(Stored data entries)
○ ○ ○ ○ ○

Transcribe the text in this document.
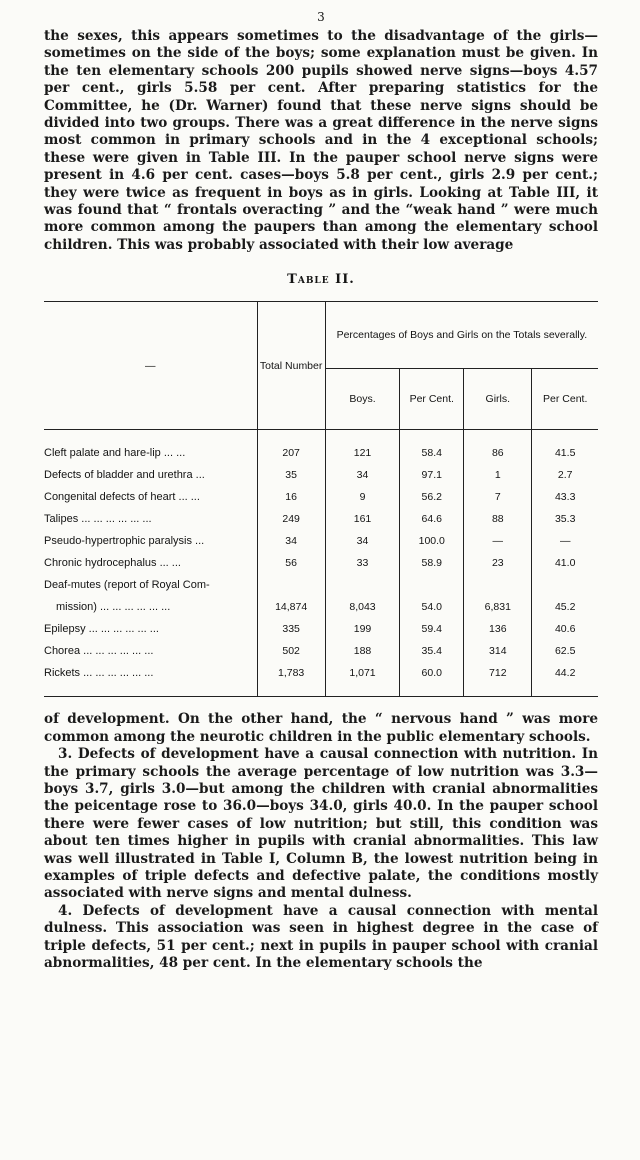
3

the sexes, this appears sometimes to the disadvantage of the girls—sometimes on the side of the boys; some explanation must be given. In the ten elementary schools 200 pupils showed nerve signs—boys 4.57 per cent., girls 5.58 per cent. After preparing statistics for the Committee, he (Dr. Warner) found that these nerve signs should be divided into two groups. There was a great difference in the nerve signs most common in primary schools and in the 4 exceptional schools; these were given in Table III. In the pauper school nerve signs were present in 4.6 per cent. cases—boys 5.8 per cent., girls 2.9 per cent.; they were twice as frequent in boys as in girls. Looking at Table III, it was found that “ frontals overacting ” and the “weak hand ” were much more common among the paupers than among the elementary school children. This was probably associated with their low average

Table II.
—	Total Number	Percentages of Boys and Girls on the Totals severally.			
		Boys.	Per Cent.	Girls.	Per Cent.
Cleft palate and hare-lip ... ...	207	121	58.4	86	41.5
Defects of bladder and urethra ...	35	34	97.1	1	2.7
Congenital defects of heart ... ...	16	9	56.2	7	43.3
Talipes ... ... ... ... ... ...	249	161	64.6	88	35.3
Pseudo-hypertrophic paralysis ...	34	34	100.0	—	—
Chronic hydrocephalus ... ...	56	33	58.9	23	41.0
Deaf-mutes (report of Royal Com-					
mission) ... ... ... ... ... ...	14,874	8,043	54.0	6,831	45.2
Epilepsy ... ... ... ... ... ...	335	199	59.4	136	40.6
Chorea ... ... ... ... ... ...	502	188	35.4	314	62.5
Rickets ... ... ... ... ... ...	1,783	1,071	60.0	712	44.2

of development. On the other hand, the “ nervous hand ” was more common among the neurotic children in the public elementary schools.

3. Defects of development have a causal connection with nutrition. In the primary schools the average percentage of low nutrition was 3.3—boys 3.7, girls 3.0—but among the children with cranial abnormalities the peicentage rose to 36.0—boys 34.0, girls 40.0. In the pauper school there were fewer cases of low nutrition; but still, this condition was about ten times higher in pupils with cranial abnormalities. This law was well illustrated in Table I, Column B, the lowest nutrition being in examples of triple defects and defective palate, the conditions mostly associated with nerve signs and mental dulness.

4. Defects of development have a causal connection with mental dulness. This association was seen in highest degree in the case of triple defects, 51 per cent.; next in pupils in pauper school with cranial abnormalities, 48 per cent. In the elementary schools the
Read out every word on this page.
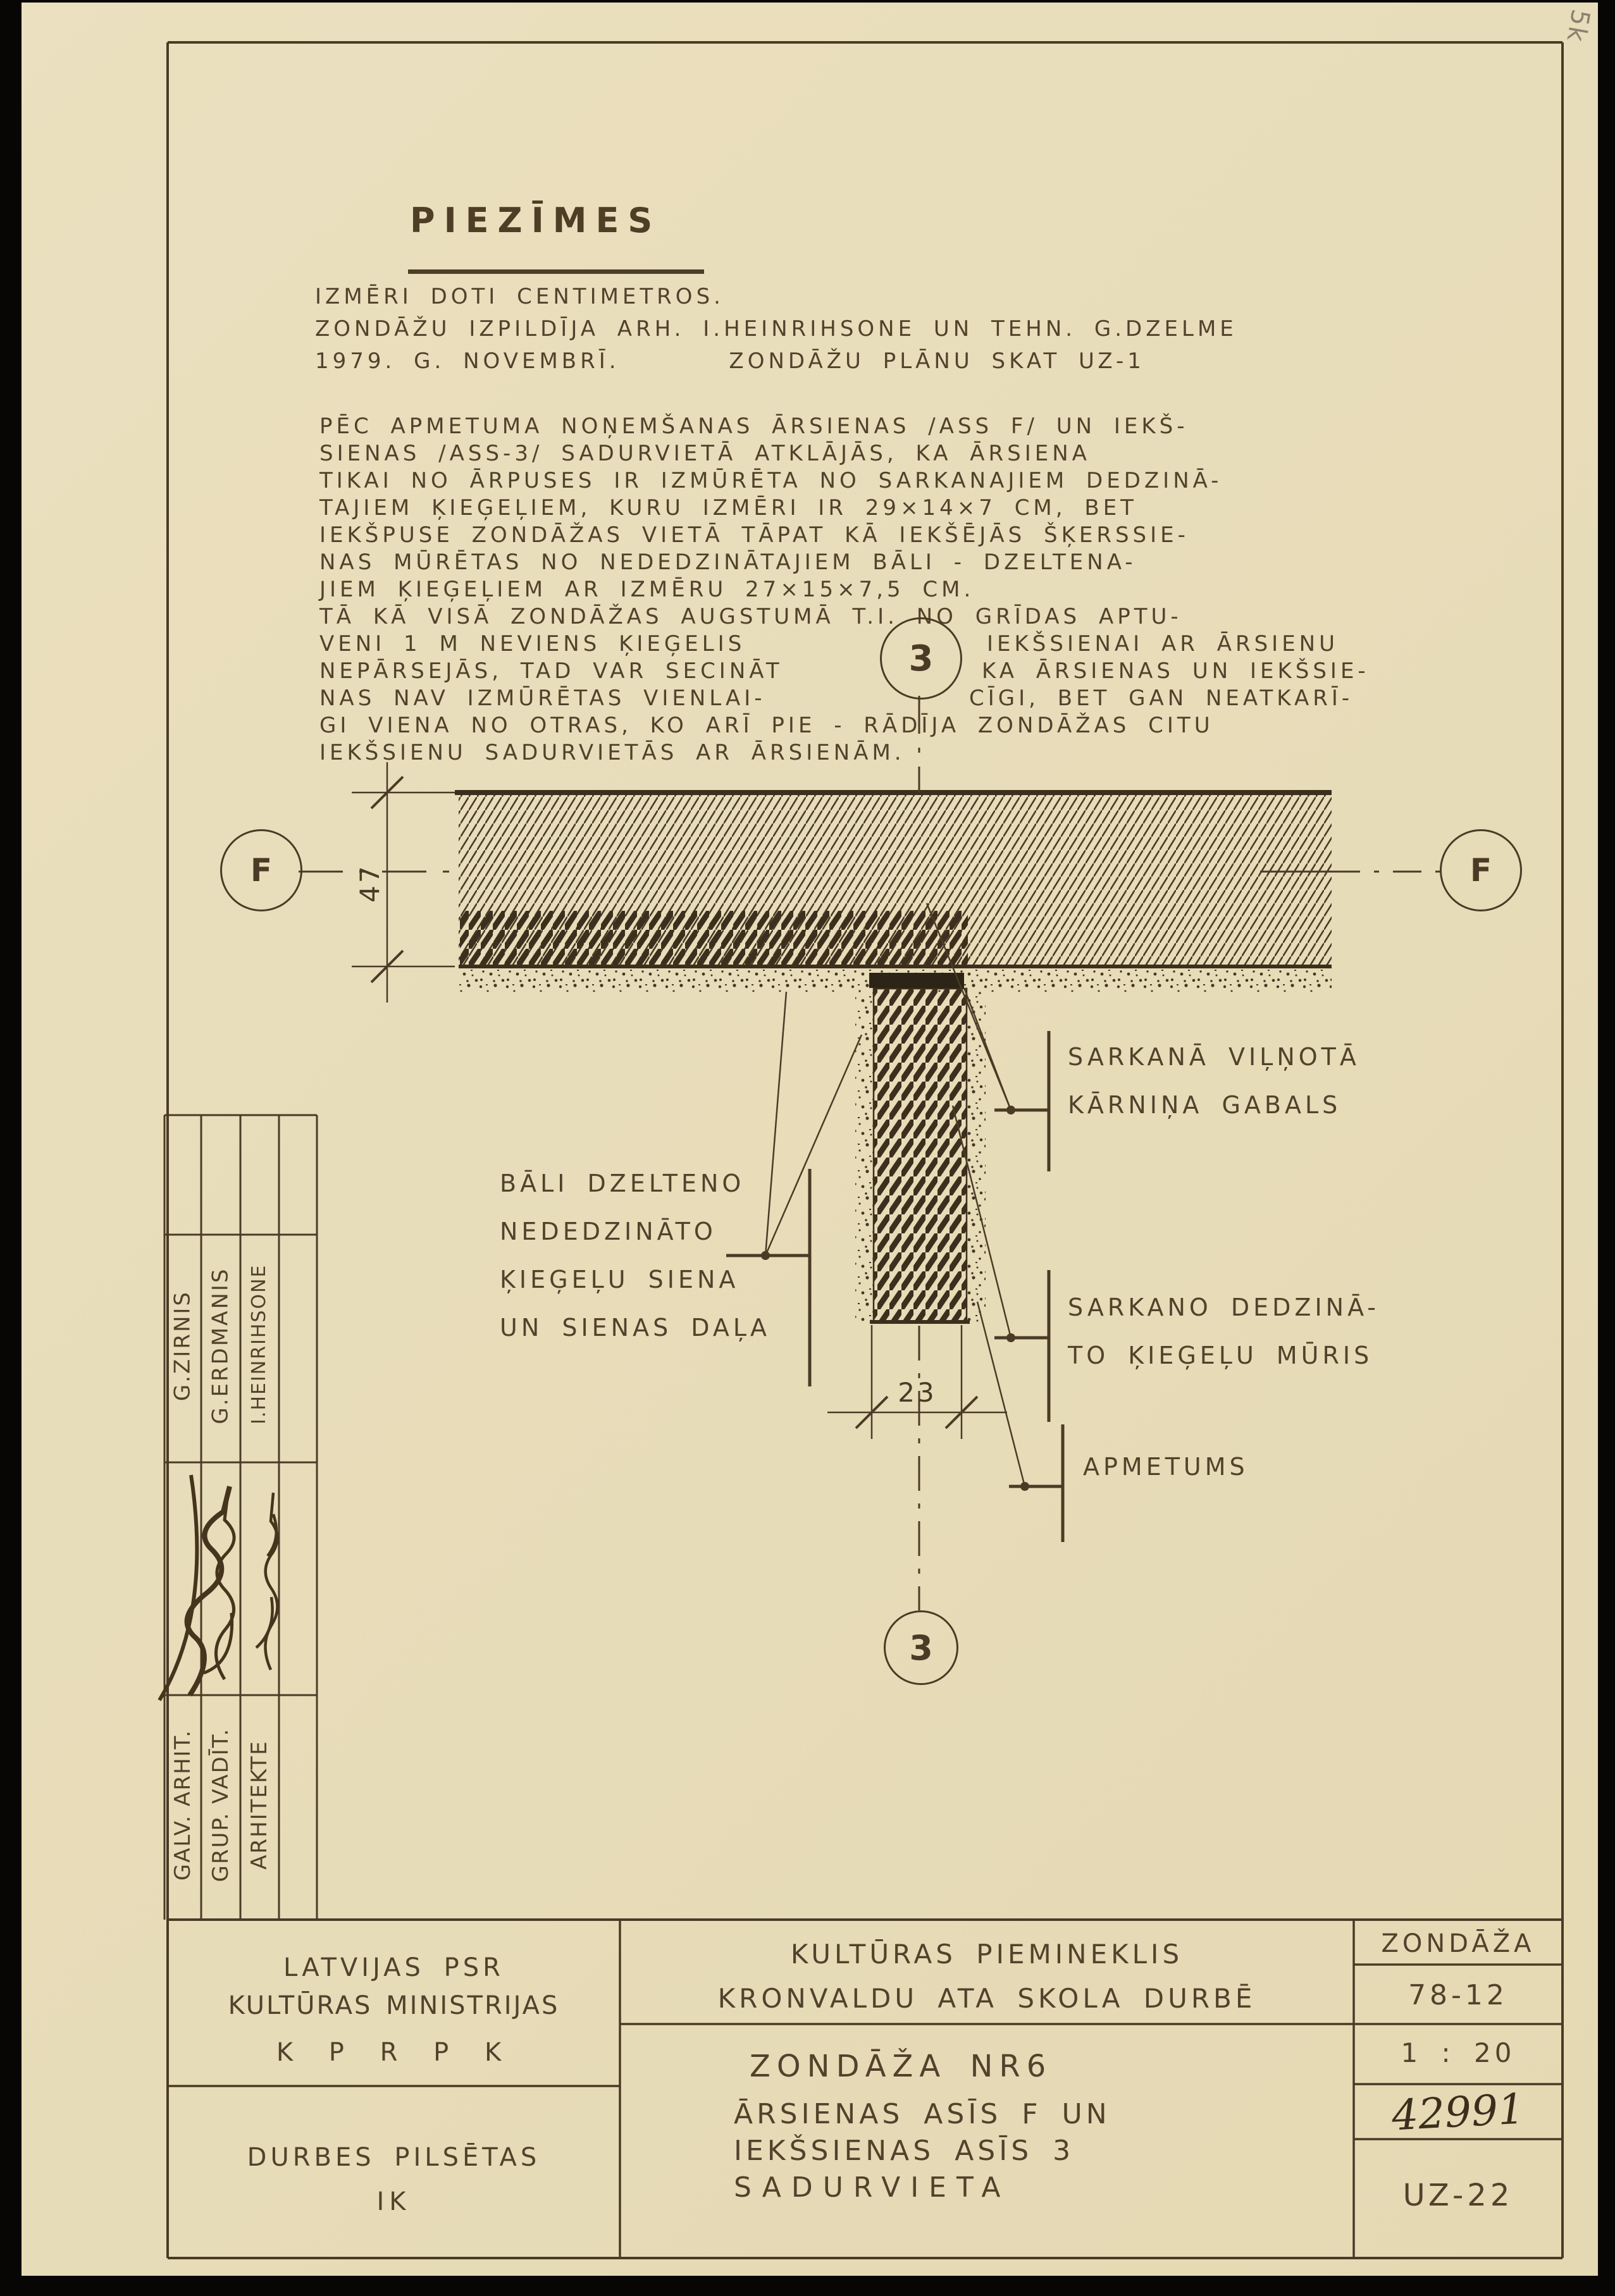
5k
PIEZĪMES
IZMĒRI DOTI CENTIMETROS.
ZONDĀŽU IZPILDĪJA ARH. I.HEINRIHSONE UN TEHN. G.DZELME
1979. G. NOVEMBRĪ.      ZONDĀŽU PLĀNU SKAT UZ-1
PĒC APMETUMA NOŅEMŠANAS ĀRSIENAS /ASS F/ UN IEKŠ-
SIENAS /ASS-3/ SADURVIETĀ ATKLĀJĀS, KA ĀRSIENA
TIKAI NO ĀRPUSES IR IZMŪRĒTA NO SARKANAJIEM DEDZINĀ-
TAJIEM ĶIEĢEĻIEM, KURU IZMĒRI IR 29×14×7 CM, BET
IEKŠPUSE ZONDĀŽAS VIETĀ TĀPAT KĀ IEKŠĒJĀS ŠĶERSSIE-
NAS MŪRĒTAS NO NEDEDZINĀTAJIEM BĀLI - DZELTENA-
JIEM ĶIEĢEĻIEM AR IZMĒRU 27×15×7,5 CM.
TĀ KĀ VISĀ ZONDĀŽAS AUGSTUMĀ T.I. NO GRĪDAS APTU-
VENI 1 M NEVIENS ĶIEĢELIS	IEKŠSIENAI AR ĀRSIENU
NEPĀRSEJĀS, TAD VAR SECINĀT	KA ĀRSIENAS UN IEKŠSIE-
NAS NAV IZMŪRĒTAS VIENLAI-	CĪGI, BET GAN NEATKARĪ-
GI VIENA NO OTRAS, KO ARĪ PIE - RĀDĪJA ZONDĀŽAS CITU
IEKŠSIENU SADURVIETĀS AR ĀRSIENĀM.
3
F	F
3
47
23
BĀLI DZELTENO
NEDEDZINĀTO
ĶIEĢEĻU SIENA
UN SIENAS DAĻA
SARKANĀ VIĻŅOTĀ
KĀRNIŅA GABALS
SARKANO DEDZINĀ-
TO ĶIEĢEĻU MŪRIS
APMETUMS
G.ZIRNIS G.ERDMANIS I.HEINRIHSONE
GALV. ARHIT. GRUP. VADĪT. ARHITEKTE
LATVIJAS PSR
KULTŪRAS MINISTRIJAS
K P R P K
DURBES PILSĒTAS
IK
KULTŪRAS PIEMINEKLIS
KRONVALDU ATA SKOLA DURBĒ
ZONDĀŽA NR6
ĀRSIENAS ASĪS F UN
IEKŠSIENAS ASĪS 3
SADURVIETA
ZONDĀŽA
78-12
1 : 20
42991
UZ-22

○ ○ ○ ○ ○

**Task instructions:**
Reproduce every record above exactly, omitting the pictures.

**Reply to the task:**
Transcribe the text in this document.
3

the sexes, this appears sometimes to the disadvantage of the girls—sometimes on the side of the boys; some explanation must be given. In the ten elementary schools 200 pupils showed nerve signs—boys 4.57 per cent., girls 5.58 per cent. After preparing statistics for the Committee, he (Dr. Warner) found that these nerve signs should be divided into two groups. There was a great difference in the nerve signs most common in primary schools and in the 4 exceptional schools; these were given in Table III. In the pauper school nerve signs were present in 4.6 per cent. cases—boys 5.8 per cent., girls 2.9 per cent.; they were twice as frequent in boys as in girls. Looking at Table III, it was found that “ frontals overacting ” and the “weak hand ” were much more common among the paupers than among the elementary school children. This was probably associated with their low average

Table II.
—	Total Number	Percentages of Boys and Girls on the Totals severally.			
		Boys.	Per Cent.	Girls.	Per Cent.
Cleft palate and hare-lip ... ...	207	121	58.4	86	41.5
Defects of bladder and urethra ...	35	34	97.1	1	2.7
Congenital defects of heart ... ...	16	9	56.2	7	43.3
Talipes ... ... ... ... ... ...	249	161	64.6	88	35.3
Pseudo-hypertrophic paralysis ...	34	34	100.0	—	—
Chronic hydrocephalus ... ...	56	33	58.9	23	41.0
Deaf-mutes (report of Royal Com-					
mission) ... ... ... ... ... ...	14,874	8,043	54.0	6,831	45.2
Epilepsy ... ... ... ... ... ...	335	199	59.4	136	40.6
Chorea ... ... ... ... ... ...	502	188	35.4	314	62.5
Rickets ... ... ... ... ... ...	1,783	1,071	60.0	712	44.2

of development. On the other hand, the “ nervous hand ” was more common among the neurotic children in the public elementary schools.

3. Defects of development have a causal connection with nutrition. In the primary schools the average percentage of low nutrition was 3.3—boys 3.7, girls 3.0—but among the children with cranial abnormalities the peicentage rose to 36.0—boys 34.0, girls 40.0. In the pauper school there were fewer cases of low nutrition; but still, this condition was about ten times higher in pupils with cranial abnormalities. This law was well illustrated in Table I, Column B, the lowest nutrition being in examples of triple defects and defective palate, the conditions mostly associated with nerve signs and mental dulness.

4. Defects of development have a causal connection with mental dulness. This association was seen in highest degree in the case of triple defects, 51 per cent.; next in pupils in pauper school with cranial abnormalities, 48 per cent. In the elementary schools the
Read out every word on this page.
5k
PIEZĪMES
IZMĒRI DOTI CENTIMETROS.
ZONDĀŽU IZPILDĪJA ARH. I.HEINRIHSONE UN TEHN. G.DZELME
1979. G. NOVEMBRĪ.      ZONDĀŽU PLĀNU SKAT UZ-1
PĒC APMETUMA NOŅEMŠANAS ĀRSIENAS /ASS F/ UN IEKŠ-
SIENAS /ASS-3/ SADURVIETĀ ATKLĀJĀS, KA ĀRSIENA
TIKAI NO ĀRPUSES IR IZMŪRĒTA NO SARKANAJIEM DEDZINĀ-
TAJIEM ĶIEĢEĻIEM, KURU IZMĒRI IR 29×14×7 CM, BET
IEKŠPUSE ZONDĀŽAS VIETĀ TĀPAT KĀ IEKŠĒJĀS ŠĶERSSIE-
NAS MŪRĒTAS NO NEDEDZINĀTAJIEM BĀLI - DZELTENA-
JIEM ĶIEĢEĻIEM AR IZMĒRU 27×15×7,5 CM.
TĀ KĀ VISĀ ZONDĀŽAS AUGSTUMĀ T.I. NO GRĪDAS APTU-
VENI 1 M NEVIENS ĶIEĢELIS	IEKŠSIENAI AR ĀRSIENU
NEPĀRSEJĀS, TAD VAR SECINĀT	KA ĀRSIENAS UN IEKŠSIE-
NAS NAV IZMŪRĒTAS VIENLAI-	CĪGI, BET GAN NEATKARĪ-
GI VIENA NO OTRAS, KO ARĪ PIE - RĀDĪJA ZONDĀŽAS CITU
IEKŠSIENU SADURVIETĀS AR ĀRSIENĀM.
3
F	F
3
47
23
BĀLI DZELTENO
NEDEDZINĀTO
ĶIEĢEĻU SIENA
UN SIENAS DAĻA
SARKANĀ VIĻŅOTĀ
KĀRNIŅA GABALS
SARKANO DEDZINĀ-
TO ĶIEĢEĻU MŪRIS
APMETUMS
G.ZIRNIS G.ERDMANIS I.HEINRIHSONE
GALV. ARHIT. GRUP. VADĪT. ARHITEKTE
LATVIJAS PSR
KULTŪRAS MINISTRIJAS
K P R P K
DURBES PILSĒTAS
IK
KULTŪRAS PIEMINEKLIS
KRONVALDU ATA SKOLA DURBĒ
ZONDĀŽA NR6
ĀRSIENAS ASĪS F UN
IEKŠSIENAS ASĪS 3
SADURVIETA
ZONDĀŽA
78-12
1 : 20
42991
UZ-22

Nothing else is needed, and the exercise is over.